* **Prompt**:
Reproduce the material below with every "text-line" changed to "line-of-text" and nothing else altered. Leave the picture out.

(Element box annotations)

──────────

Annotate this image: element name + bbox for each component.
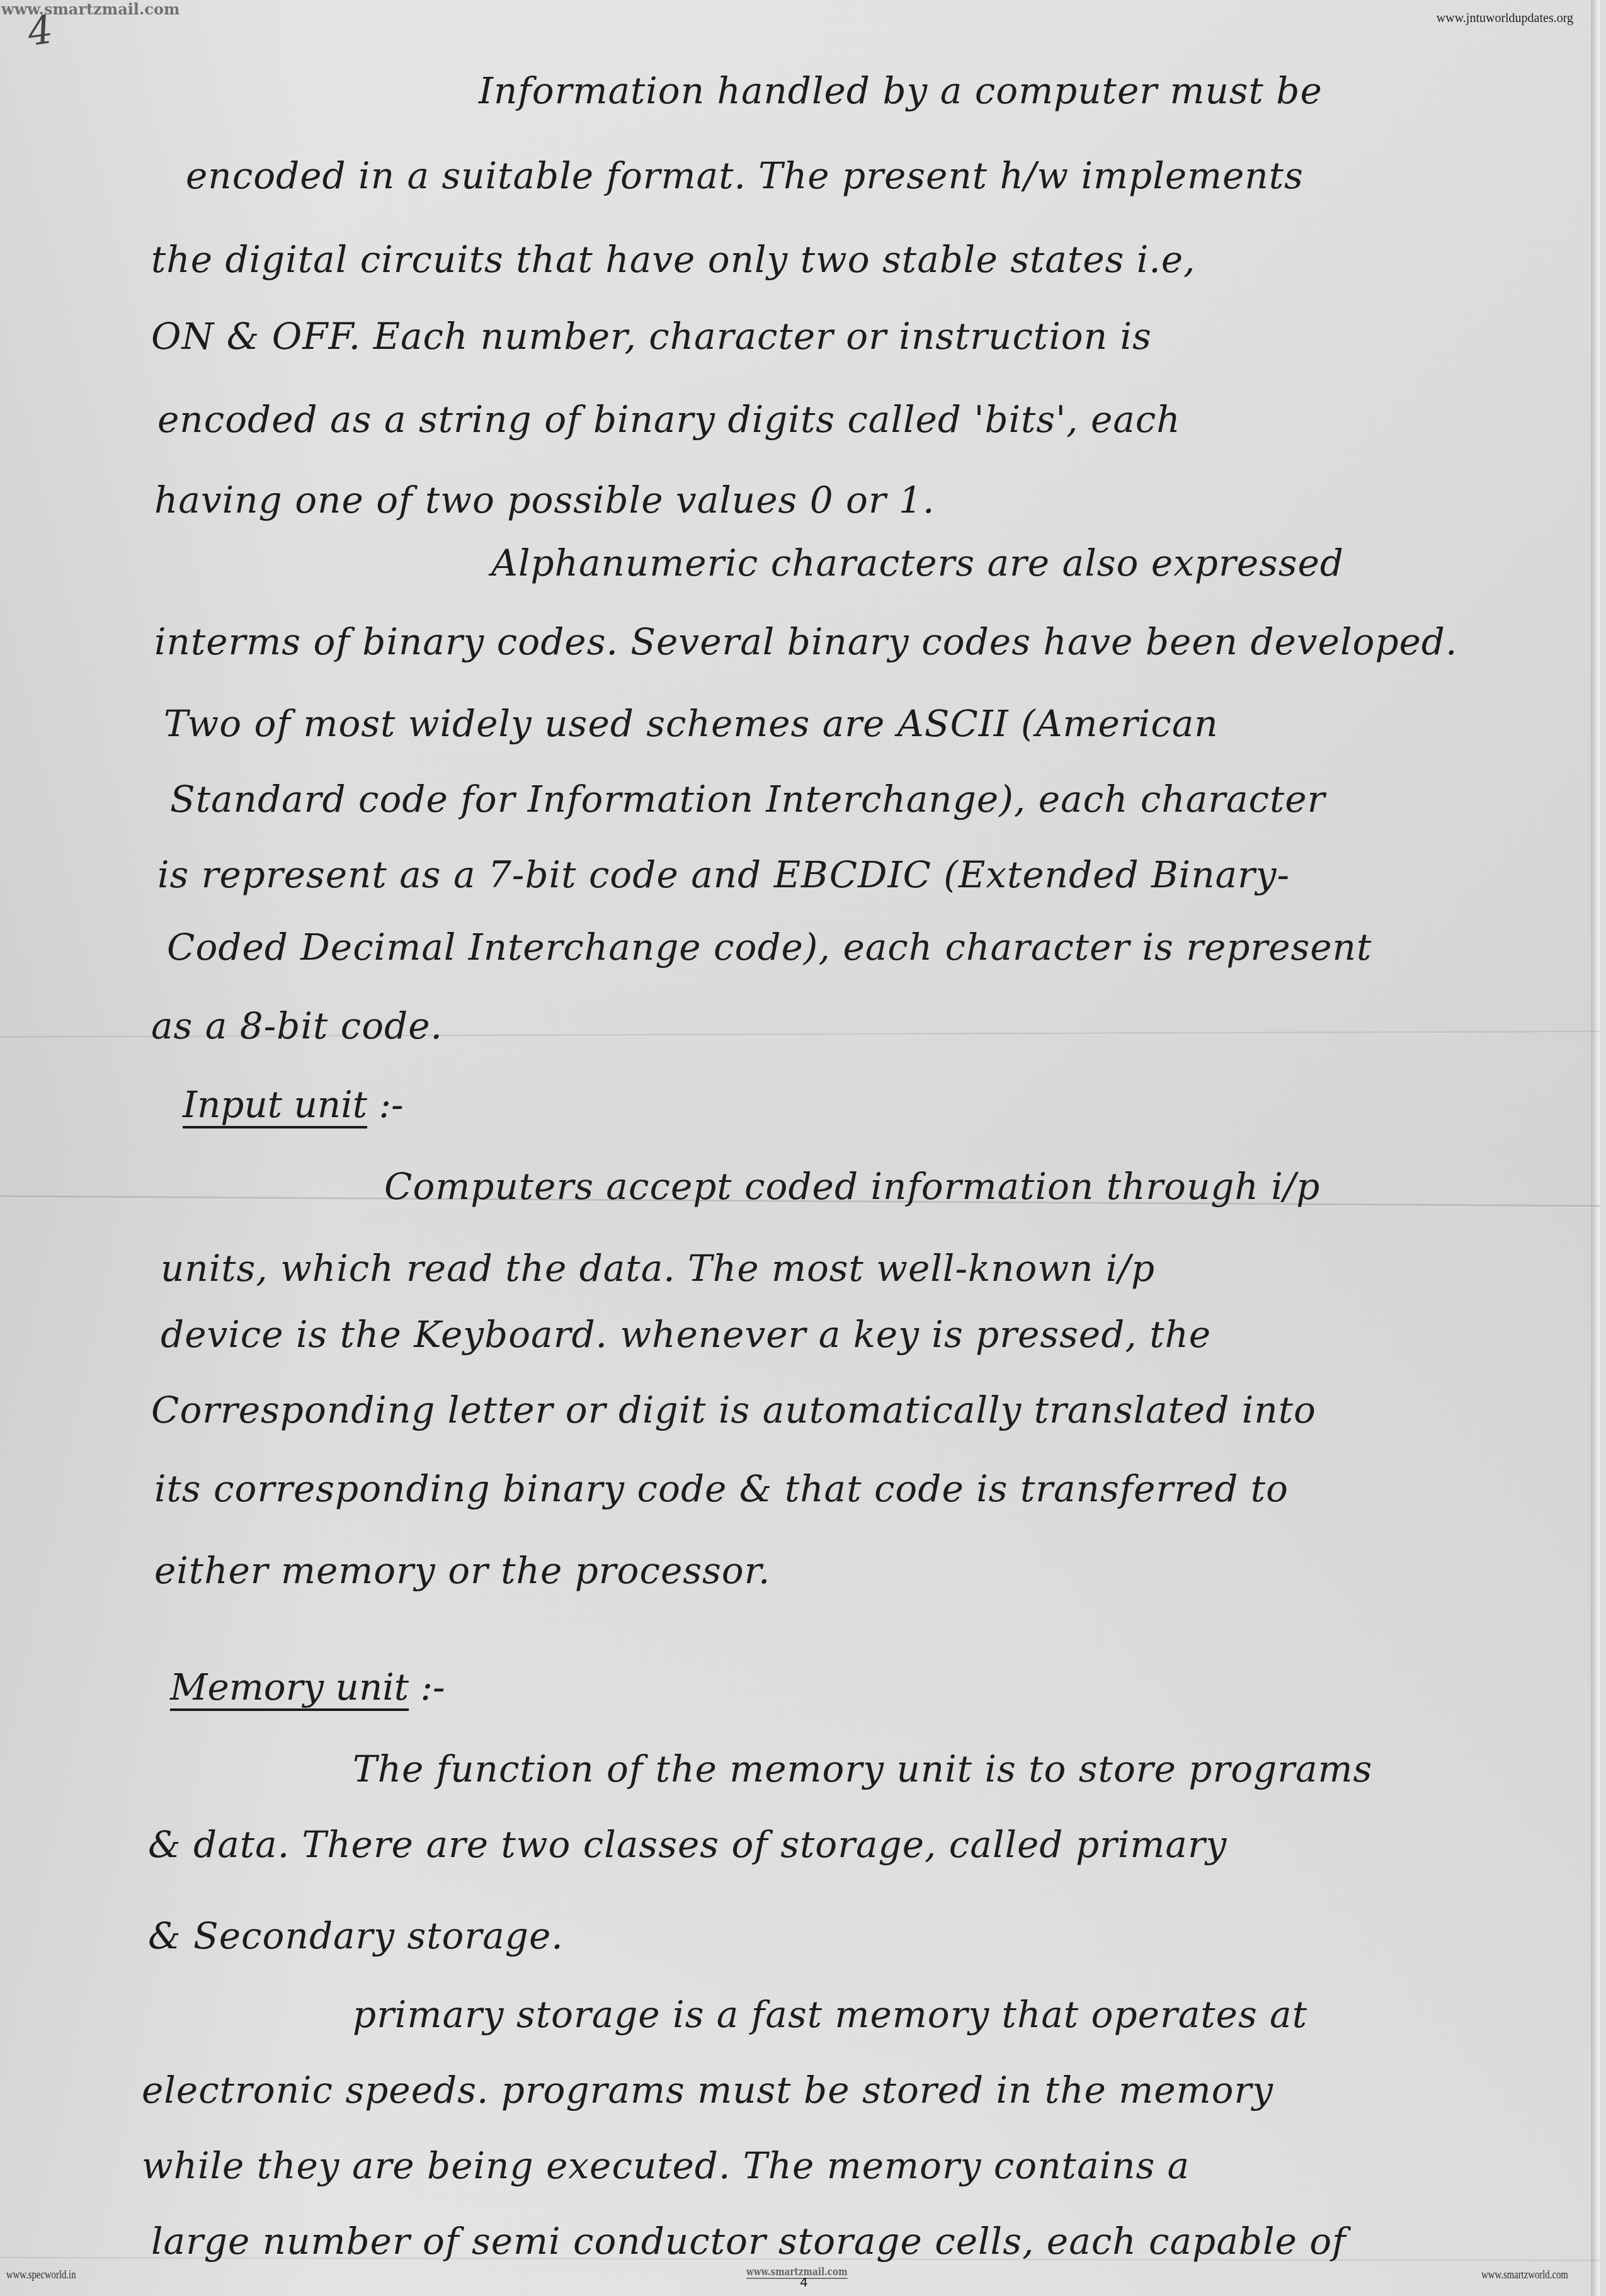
- text-line: device is the Keyboard. whenever a key i…: [161, 1313, 1211, 1356]
- text-line: the digital circuits that have only two …: [151, 238, 1195, 281]
- text-line: Standard code for Information Interchang…: [170, 778, 1325, 821]
- text-line: Alphanumeric characters are also express…: [491, 542, 1344, 584]
- text-line: Computers accept coded information throu…: [384, 1165, 1320, 1208]
- text-line: Two of most widely used schemes are ASCI…: [164, 702, 1219, 745]
- text-line: & Secondary storage.: [148, 1914, 564, 1957]
- heading-suffix: :-: [409, 1666, 445, 1708]
- text-line: primary storage is a fast memory that op…: [353, 1993, 1307, 2036]
- heading-text: Memory unit: [170, 1666, 409, 1708]
- section-heading-input-unit: Input unit :-: [183, 1083, 404, 1126]
- text-line: Corresponding letter or digit is automat…: [151, 1389, 1316, 1431]
- text-line: having one of two possible values 0 or 1…: [154, 479, 935, 521]
- text-line: interms of binary codes. Several binary …: [154, 620, 1457, 663]
- watermark-bottom-left: www.specworld.in: [6, 2268, 76, 2282]
- text-line: encoded as a string of binary digits cal…: [157, 398, 1181, 441]
- section-heading-memory-unit: Memory unit :-: [170, 1666, 445, 1708]
- page-number: 4: [800, 2275, 808, 2290]
- text-line: The function of the memory unit is to st…: [353, 1748, 1372, 1790]
- text-line: Coded Decimal Interchange code), each ch…: [167, 926, 1372, 969]
- heading-suffix: :-: [367, 1083, 404, 1126]
- text-line: & data. There are two classes of storage…: [148, 1823, 1227, 1866]
- text-line: is represent as a 7-bit code and EBCDIC …: [157, 853, 1290, 896]
- watermark-top-right: www.jntuworldupdates.org: [1437, 11, 1573, 26]
- text-line: units, which read the data. The most wel…: [161, 1247, 1155, 1290]
- text-line: its corresponding binary code & that cod…: [154, 1467, 1289, 1510]
- text-line: large number of semi conductor storage c…: [151, 2220, 1347, 2263]
- watermark-bottom-right: www.smartzworld.com: [1481, 2268, 1568, 2282]
- text-line: as a 8-bit code.: [151, 1004, 443, 1047]
- heading-text: Input unit: [183, 1083, 367, 1126]
- watermark-bottom-center: www.smartzmail.com: [746, 2266, 848, 2279]
- paper-edge: [1591, 0, 1600, 2296]
- text-line: while they are being executed. The memor…: [142, 2144, 1190, 2187]
- text-line: Information handled by a computer must b…: [479, 69, 1323, 112]
- text-line: either memory or the processor.: [154, 1549, 771, 1592]
- handwritten-notes-page: www.smartzmail.com www.jntuworldupdates.…: [0, 0, 1600, 2296]
- text-line: ON & OFF. Each number, character or inst…: [151, 315, 1152, 358]
- text-line: electronic speeds. programs must be stor…: [142, 2069, 1273, 2111]
- text-line: encoded in a suitable format. The presen…: [186, 154, 1304, 197]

──────────

* **Exercise output**:
Annotate this image: element name + bbox for each component.
- line-of-text: device is the Keyboard. whenever a key i…: [161, 1313, 1211, 1356]
- line-of-text: the digital circuits that have only two …: [151, 238, 1195, 281]
- line-of-text: Standard code for Information Interchang…: [170, 778, 1325, 821]
- line-of-text: Alphanumeric characters are also express…: [491, 542, 1344, 584]
- line-of-text: Computers accept coded information throu…: [384, 1165, 1320, 1208]
- line-of-text: Two of most widely used schemes are ASCI…: [164, 702, 1219, 745]
- line-of-text: & Secondary storage.: [148, 1914, 564, 1957]
- heading-suffix: :-: [409, 1666, 445, 1708]
- line-of-text: primary storage is a fast memory that op…: [353, 1993, 1307, 2036]
- heading-text: Memory unit: [170, 1666, 409, 1708]
- section-heading-input-unit: Input unit :-: [183, 1083, 404, 1126]
- line-of-text: Corresponding letter or digit is automat…: [151, 1389, 1316, 1431]
- line-of-text: having one of two possible values 0 or 1…: [154, 479, 935, 521]
- line-of-text: interms of binary codes. Several binary …: [154, 620, 1457, 663]
- watermark-bottom-left: www.specworld.in: [6, 2268, 76, 2282]
- line-of-text: encoded as a string of binary digits cal…: [157, 398, 1181, 441]
- section-heading-memory-unit: Memory unit :-: [170, 1666, 445, 1708]
- page-number: 4: [800, 2275, 808, 2290]
- line-of-text: The function of the memory unit is to st…: [353, 1748, 1372, 1790]
- line-of-text: Coded Decimal Interchange code), each ch…: [167, 926, 1372, 969]
- heading-suffix: :-: [367, 1083, 404, 1126]
- line-of-text: & data. There are two classes of storage…: [148, 1823, 1227, 1866]
- line-of-text: is represent as a 7-bit code and EBCDIC …: [157, 853, 1290, 896]
- watermark-top-right: www.jntuworldupdates.org: [1437, 11, 1573, 26]
- line-of-text: units, which read the data. The most wel…: [161, 1247, 1155, 1290]
- line-of-text: its corresponding binary code & that cod…: [154, 1467, 1289, 1510]
- line-of-text: large number of semi conductor storage c…: [151, 2220, 1347, 2263]
- watermark-bottom-right: www.smartzworld.com: [1481, 2268, 1568, 2282]
- line-of-text: as a 8-bit code.: [151, 1004, 443, 1047]
- heading-text: Input unit: [183, 1083, 367, 1126]
- watermark-bottom-center: www.smartzmail.com: [746, 2266, 848, 2279]
- paper-edge: [1591, 0, 1600, 2296]
- line-of-text: while they are being executed. The memor…: [142, 2144, 1190, 2187]
- line-of-text: Information handled by a computer must b…: [479, 69, 1323, 112]
- line-of-text: either memory or the processor.: [154, 1549, 771, 1592]
- handwritten-notes-page: www.smartzmail.com www.jntuworldupdates.…: [0, 0, 1600, 2296]
- line-of-text: ON & OFF. Each number, character or inst…: [151, 315, 1152, 358]
- line-of-text: electronic speeds. programs must be stor…: [142, 2069, 1273, 2111]
- line-of-text: encoded in a suitable format. The presen…: [186, 154, 1304, 197]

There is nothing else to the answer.